Set exercise:
Provide the count of lines that hold "дельфина" and no other output.

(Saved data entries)
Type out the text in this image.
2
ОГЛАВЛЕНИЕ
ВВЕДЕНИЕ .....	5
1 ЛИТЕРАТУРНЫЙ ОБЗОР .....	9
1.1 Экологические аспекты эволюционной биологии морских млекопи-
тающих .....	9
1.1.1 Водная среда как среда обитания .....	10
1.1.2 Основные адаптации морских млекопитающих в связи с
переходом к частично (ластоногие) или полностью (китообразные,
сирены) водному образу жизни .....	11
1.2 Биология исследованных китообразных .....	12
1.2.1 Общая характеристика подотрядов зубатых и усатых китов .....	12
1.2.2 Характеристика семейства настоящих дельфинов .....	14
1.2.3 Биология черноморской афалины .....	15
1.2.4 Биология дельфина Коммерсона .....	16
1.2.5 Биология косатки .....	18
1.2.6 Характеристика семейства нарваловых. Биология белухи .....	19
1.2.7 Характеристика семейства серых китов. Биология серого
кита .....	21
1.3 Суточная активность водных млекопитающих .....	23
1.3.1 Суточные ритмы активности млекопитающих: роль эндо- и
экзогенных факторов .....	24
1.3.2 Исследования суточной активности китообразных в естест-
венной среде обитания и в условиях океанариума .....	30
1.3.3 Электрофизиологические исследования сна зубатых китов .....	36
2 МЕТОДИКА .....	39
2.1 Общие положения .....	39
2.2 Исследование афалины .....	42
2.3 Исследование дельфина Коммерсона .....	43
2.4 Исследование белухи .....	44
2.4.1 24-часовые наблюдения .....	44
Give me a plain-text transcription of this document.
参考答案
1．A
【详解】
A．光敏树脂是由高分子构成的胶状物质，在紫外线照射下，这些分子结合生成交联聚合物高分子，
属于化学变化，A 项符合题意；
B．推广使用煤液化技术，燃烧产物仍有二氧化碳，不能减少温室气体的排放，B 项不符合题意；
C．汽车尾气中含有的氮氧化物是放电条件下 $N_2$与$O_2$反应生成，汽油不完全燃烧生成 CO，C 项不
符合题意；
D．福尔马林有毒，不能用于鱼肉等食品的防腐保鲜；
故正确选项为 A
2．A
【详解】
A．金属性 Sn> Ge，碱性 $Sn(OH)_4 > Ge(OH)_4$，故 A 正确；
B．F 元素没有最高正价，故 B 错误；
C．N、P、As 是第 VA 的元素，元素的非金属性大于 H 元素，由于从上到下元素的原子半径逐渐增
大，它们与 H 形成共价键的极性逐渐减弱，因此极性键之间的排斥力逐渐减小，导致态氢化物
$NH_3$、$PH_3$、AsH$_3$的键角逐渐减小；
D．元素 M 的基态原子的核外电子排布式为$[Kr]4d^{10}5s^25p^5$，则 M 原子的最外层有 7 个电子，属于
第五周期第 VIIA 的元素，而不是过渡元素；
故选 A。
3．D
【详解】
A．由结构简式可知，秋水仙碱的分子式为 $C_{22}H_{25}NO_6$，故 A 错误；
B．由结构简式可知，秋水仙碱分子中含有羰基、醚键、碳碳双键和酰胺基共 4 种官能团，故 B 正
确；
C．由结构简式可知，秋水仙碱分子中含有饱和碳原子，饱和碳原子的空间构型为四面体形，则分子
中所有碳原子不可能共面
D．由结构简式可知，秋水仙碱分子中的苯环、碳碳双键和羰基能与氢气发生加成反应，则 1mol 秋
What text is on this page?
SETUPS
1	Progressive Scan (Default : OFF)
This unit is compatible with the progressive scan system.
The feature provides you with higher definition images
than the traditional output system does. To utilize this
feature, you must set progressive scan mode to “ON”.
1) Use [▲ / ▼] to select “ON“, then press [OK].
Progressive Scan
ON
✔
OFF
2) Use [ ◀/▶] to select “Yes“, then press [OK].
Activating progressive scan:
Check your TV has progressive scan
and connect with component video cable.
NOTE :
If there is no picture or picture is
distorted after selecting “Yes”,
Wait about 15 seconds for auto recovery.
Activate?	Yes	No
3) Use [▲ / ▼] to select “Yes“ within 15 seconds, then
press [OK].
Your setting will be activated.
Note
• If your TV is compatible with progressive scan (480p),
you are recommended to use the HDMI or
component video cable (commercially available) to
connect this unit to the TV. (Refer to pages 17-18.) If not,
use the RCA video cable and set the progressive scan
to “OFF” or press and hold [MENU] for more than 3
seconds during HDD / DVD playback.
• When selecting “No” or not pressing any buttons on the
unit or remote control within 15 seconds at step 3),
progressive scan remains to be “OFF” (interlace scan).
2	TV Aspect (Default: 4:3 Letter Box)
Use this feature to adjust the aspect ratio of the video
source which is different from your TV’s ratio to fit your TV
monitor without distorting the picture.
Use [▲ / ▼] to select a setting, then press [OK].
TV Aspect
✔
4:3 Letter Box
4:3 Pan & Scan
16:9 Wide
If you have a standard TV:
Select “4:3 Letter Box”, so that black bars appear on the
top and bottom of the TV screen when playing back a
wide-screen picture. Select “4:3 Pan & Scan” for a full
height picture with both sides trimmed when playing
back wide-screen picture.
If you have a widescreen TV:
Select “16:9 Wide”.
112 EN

Task response:
2